DATA TO PROCESS:
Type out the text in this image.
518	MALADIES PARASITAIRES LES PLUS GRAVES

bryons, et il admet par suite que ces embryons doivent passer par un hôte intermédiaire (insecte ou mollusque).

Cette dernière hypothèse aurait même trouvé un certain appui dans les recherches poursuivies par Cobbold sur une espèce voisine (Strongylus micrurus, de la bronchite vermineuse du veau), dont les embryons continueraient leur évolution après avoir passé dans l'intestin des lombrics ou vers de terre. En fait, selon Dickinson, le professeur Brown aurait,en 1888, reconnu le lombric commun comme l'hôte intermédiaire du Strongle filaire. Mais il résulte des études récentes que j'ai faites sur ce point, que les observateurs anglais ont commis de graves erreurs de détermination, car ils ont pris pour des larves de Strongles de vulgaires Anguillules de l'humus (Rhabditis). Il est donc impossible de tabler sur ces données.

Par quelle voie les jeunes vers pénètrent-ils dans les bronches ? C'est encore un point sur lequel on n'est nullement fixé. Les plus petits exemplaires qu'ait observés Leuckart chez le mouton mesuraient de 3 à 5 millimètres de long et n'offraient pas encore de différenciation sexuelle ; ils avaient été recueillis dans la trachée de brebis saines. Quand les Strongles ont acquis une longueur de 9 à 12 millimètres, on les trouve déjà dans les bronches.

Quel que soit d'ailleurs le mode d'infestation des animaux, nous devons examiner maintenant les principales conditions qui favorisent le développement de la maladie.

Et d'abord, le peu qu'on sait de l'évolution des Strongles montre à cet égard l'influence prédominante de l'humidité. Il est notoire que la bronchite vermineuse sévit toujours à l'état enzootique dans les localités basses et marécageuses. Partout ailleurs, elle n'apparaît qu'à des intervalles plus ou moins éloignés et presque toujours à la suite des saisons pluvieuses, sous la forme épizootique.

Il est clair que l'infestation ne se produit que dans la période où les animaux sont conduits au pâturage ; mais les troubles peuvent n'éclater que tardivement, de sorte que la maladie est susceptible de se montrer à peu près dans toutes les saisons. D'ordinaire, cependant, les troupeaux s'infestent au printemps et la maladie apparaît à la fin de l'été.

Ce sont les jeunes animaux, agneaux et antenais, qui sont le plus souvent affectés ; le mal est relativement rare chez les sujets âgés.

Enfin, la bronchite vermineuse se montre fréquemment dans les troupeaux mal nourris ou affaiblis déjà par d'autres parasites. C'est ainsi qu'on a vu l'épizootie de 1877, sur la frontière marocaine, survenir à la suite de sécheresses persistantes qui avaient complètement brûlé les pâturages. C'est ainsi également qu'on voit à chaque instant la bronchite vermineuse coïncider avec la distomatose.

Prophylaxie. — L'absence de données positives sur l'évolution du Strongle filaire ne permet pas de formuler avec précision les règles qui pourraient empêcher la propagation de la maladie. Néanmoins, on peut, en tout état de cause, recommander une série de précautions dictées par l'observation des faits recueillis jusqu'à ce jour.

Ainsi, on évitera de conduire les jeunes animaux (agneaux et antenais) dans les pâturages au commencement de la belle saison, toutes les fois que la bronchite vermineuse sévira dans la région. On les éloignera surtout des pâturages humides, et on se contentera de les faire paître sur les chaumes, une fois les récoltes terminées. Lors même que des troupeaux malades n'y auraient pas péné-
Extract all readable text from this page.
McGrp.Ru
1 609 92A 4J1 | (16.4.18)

WHAT YOU ARE ASKED TO DO: Provide the count, and nothing else, of lines in the data above where the word "this" occurs.

EXERCISE OUTPUT: 2